Your answer should be a single number: the count of lines that hold the word "Доля".
## start RAW DATA
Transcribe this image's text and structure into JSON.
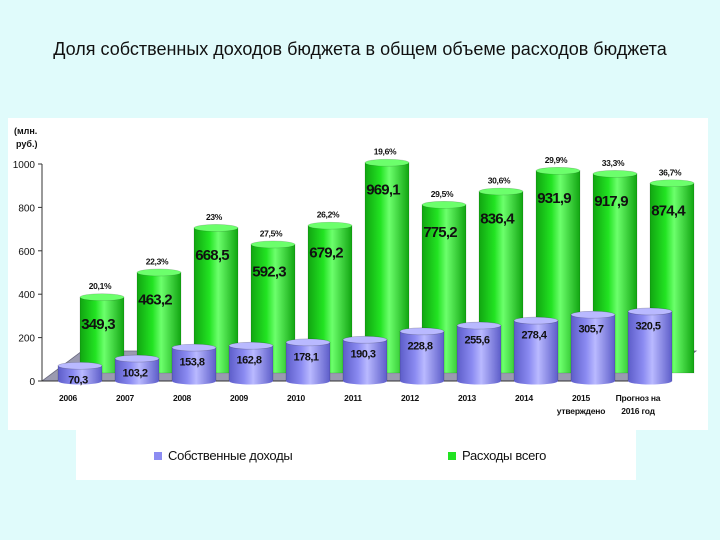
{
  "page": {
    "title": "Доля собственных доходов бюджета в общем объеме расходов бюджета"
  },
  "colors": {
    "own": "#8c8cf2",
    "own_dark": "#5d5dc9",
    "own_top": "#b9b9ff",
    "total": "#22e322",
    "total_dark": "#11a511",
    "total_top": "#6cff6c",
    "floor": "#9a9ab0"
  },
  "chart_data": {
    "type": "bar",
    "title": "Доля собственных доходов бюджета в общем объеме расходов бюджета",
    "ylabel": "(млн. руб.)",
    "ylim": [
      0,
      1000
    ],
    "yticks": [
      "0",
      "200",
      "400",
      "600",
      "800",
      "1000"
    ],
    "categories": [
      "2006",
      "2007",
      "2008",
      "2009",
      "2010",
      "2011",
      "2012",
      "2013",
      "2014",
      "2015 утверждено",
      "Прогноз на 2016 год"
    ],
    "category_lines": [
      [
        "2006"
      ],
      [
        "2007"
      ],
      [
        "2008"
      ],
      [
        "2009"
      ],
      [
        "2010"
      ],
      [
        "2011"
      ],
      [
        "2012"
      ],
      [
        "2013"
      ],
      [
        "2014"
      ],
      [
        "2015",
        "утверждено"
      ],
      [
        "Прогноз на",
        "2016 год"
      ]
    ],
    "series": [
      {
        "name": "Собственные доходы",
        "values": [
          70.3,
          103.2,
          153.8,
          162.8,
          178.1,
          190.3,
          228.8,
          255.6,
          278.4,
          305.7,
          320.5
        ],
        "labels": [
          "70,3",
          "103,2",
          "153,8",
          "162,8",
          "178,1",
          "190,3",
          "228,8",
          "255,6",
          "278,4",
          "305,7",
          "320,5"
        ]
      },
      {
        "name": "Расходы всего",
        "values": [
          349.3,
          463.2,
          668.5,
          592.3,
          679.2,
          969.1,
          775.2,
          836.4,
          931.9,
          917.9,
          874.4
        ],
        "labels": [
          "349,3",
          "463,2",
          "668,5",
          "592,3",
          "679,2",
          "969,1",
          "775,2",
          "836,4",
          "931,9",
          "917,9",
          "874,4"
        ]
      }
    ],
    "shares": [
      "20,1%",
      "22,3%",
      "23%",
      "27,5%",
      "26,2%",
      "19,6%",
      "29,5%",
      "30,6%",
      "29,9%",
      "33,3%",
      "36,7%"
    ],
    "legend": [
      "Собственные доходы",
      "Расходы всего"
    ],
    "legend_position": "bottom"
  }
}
## end RAW DATA
• SOLUTION TO THE EXERCISE: 2